--- START ---

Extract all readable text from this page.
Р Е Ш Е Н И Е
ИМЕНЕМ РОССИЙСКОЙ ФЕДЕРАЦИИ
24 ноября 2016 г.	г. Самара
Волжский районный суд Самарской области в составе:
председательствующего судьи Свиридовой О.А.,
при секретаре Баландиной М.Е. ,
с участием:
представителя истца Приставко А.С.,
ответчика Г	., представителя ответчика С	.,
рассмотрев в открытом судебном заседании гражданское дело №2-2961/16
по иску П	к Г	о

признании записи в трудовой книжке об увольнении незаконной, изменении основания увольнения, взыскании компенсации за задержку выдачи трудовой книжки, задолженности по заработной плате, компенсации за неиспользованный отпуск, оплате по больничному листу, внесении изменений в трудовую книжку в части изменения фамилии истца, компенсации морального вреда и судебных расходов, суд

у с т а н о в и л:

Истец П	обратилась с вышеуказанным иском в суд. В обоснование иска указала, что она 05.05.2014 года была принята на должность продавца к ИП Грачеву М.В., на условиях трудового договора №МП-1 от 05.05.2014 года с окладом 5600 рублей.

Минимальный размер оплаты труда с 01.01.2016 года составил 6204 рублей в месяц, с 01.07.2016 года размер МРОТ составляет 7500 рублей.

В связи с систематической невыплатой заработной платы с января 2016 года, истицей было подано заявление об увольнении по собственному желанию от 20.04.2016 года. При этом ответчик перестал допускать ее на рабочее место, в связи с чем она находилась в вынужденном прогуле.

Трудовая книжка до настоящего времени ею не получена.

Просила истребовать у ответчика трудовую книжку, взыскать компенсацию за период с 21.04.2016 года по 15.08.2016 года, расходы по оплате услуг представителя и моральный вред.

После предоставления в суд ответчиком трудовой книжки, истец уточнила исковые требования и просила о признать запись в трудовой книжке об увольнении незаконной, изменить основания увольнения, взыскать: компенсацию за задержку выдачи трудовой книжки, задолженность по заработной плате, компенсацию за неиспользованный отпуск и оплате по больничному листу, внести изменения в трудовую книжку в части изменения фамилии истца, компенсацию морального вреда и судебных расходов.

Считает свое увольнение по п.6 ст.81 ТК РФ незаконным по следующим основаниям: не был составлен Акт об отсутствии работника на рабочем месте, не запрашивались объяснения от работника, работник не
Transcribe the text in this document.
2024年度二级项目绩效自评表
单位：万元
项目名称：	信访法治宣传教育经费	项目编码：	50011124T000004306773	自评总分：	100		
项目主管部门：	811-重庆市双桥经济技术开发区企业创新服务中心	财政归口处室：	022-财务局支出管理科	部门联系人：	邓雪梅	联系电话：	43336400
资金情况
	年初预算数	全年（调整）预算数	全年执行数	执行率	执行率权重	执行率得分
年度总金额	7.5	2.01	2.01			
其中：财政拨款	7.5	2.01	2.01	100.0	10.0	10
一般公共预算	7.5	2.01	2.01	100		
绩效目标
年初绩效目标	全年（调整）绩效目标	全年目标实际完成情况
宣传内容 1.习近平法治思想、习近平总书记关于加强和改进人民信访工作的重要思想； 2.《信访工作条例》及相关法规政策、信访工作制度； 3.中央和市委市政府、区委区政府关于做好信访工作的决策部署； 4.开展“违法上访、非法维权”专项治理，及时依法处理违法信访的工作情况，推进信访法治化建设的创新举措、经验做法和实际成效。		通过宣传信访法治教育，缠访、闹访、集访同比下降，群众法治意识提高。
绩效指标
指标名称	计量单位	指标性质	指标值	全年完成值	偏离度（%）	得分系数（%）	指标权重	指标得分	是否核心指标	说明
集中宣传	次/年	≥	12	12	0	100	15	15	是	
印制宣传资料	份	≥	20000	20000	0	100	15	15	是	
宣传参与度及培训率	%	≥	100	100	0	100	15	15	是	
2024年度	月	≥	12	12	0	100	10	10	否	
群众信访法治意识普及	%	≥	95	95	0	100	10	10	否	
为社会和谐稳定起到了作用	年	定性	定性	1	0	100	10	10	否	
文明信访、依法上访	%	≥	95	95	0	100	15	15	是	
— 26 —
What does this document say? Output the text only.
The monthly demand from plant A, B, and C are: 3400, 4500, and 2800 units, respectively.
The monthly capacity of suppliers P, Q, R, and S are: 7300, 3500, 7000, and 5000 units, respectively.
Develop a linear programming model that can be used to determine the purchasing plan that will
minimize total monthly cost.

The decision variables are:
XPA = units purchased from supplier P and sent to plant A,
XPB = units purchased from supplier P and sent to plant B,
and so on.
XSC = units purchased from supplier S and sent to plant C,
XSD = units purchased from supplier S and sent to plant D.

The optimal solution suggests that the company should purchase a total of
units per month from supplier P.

--- END ---

Aim:
Repeat each entry word for word.

The completed task:
Extract all readable text from this page.
Р Е Ш Е Н И Е
ИМЕНЕМ РОССИЙСКОЙ ФЕДЕРАЦИИ
24 ноября 2016 г.	г. Самара
Волжский районный суд Самарской области в составе:
председательствующего судьи Свиридовой О.А.,
при секретаре Баландиной М.Е. ,
с участием:
представителя истца Приставко А.С.,
ответчика Г	., представителя ответчика С	.,
рассмотрев в открытом судебном заседании гражданское дело №2-2961/16
по иску П	к Г	о

признании записи в трудовой книжке об увольнении незаконной, изменении основания увольнения, взыскании компенсации за задержку выдачи трудовой книжки, задолженности по заработной плате, компенсации за неиспользованный отпуск, оплате по больничному листу, внесении изменений в трудовую книжку в части изменения фамилии истца, компенсации морального вреда и судебных расходов, суд

у с т а н о в и л:

Истец П	обратилась с вышеуказанным иском в суд. В обоснование иска указала, что она 05.05.2014 года была принята на должность продавца к ИП Грачеву М.В., на условиях трудового договора №МП-1 от 05.05.2014 года с окладом 5600 рублей.

Минимальный размер оплаты труда с 01.01.2016 года составил 6204 рублей в месяц, с 01.07.2016 года размер МРОТ составляет 7500 рублей.

В связи с систематической невыплатой заработной платы с января 2016 года, истицей было подано заявление об увольнении по собственному желанию от 20.04.2016 года. При этом ответчик перестал допускать ее на рабочее место, в связи с чем она находилась в вынужденном прогуле.

Трудовая книжка до настоящего времени ею не получена.

Просила истребовать у ответчика трудовую книжку, взыскать компенсацию за период с 21.04.2016 года по 15.08.2016 года, расходы по оплате услуг представителя и моральный вред.

После предоставления в суд ответчиком трудовой книжки, истец уточнила исковые требования и просила о признать запись в трудовой книжке об увольнении незаконной, изменить основания увольнения, взыскать: компенсацию за задержку выдачи трудовой книжки, задолженность по заработной плате, компенсацию за неиспользованный отпуск и оплате по больничному листу, внести изменения в трудовую книжку в части изменения фамилии истца, компенсацию морального вреда и судебных расходов.

Считает свое увольнение по п.6 ст.81 ТК РФ незаконным по следующим основаниям: не был составлен Акт об отсутствии работника на рабочем месте, не запрашивались объяснения от работника, работник не
Transcribe the text in this document.
2024年度二级项目绩效自评表
单位：万元
项目名称：	信访法治宣传教育经费	项目编码：	50011124T000004306773	自评总分：	100		
项目主管部门：	811-重庆市双桥经济技术开发区企业创新服务中心	财政归口处室：	022-财务局支出管理科	部门联系人：	邓雪梅	联系电话：	43336400
资金情况
	年初预算数	全年（调整）预算数	全年执行数	执行率	执行率权重	执行率得分
年度总金额	7.5	2.01	2.01			
其中：财政拨款	7.5	2.01	2.01	100.0	10.0	10
一般公共预算	7.5	2.01	2.01	100		
绩效目标
年初绩效目标	全年（调整）绩效目标	全年目标实际完成情况
宣传内容 1.习近平法治思想、习近平总书记关于加强和改进人民信访工作的重要思想； 2.《信访工作条例》及相关法规政策、信访工作制度； 3.中央和市委市政府、区委区政府关于做好信访工作的决策部署； 4.开展“违法上访、非法维权”专项治理，及时依法处理违法信访的工作情况，推进信访法治化建设的创新举措、经验做法和实际成效。		通过宣传信访法治教育，缠访、闹访、集访同比下降，群众法治意识提高。
绩效指标
指标名称	计量单位	指标性质	指标值	全年完成值	偏离度（%）	得分系数（%）	指标权重	指标得分	是否核心指标	说明
集中宣传	次/年	≥	12	12	0	100	15	15	是	
印制宣传资料	份	≥	20000	20000	0	100	15	15	是	
宣传参与度及培训率	%	≥	100	100	0	100	15	15	是	
2024年度	月	≥	12	12	0	100	10	10	否	
群众信访法治意识普及	%	≥	95	95	0	100	10	10	否	
为社会和谐稳定起到了作用	年	定性	定性	1	0	100	10	10	否	
文明信访、依法上访	%	≥	95	95	0	100	15	15	是	
— 26 —
What does this document say? Output the text only.
The monthly demand from plant A, B, and C are: 3400, 4500, and 2800 units, respectively.
The monthly capacity of suppliers P, Q, R, and S are: 7300, 3500, 7000, and 5000 units, respectively.
Develop a linear programming model that can be used to determine the purchasing plan that will
minimize total monthly cost.

The decision variables are:
XPA = units purchased from supplier P and sent to plant A,
XPB = units purchased from supplier P and sent to plant B,
and so on.
XSC = units purchased from supplier S and sent to plant C,
XSD = units purchased from supplier S and sent to plant D.

The optimal solution suggests that the company should purchase a total of
units per month from supplier P.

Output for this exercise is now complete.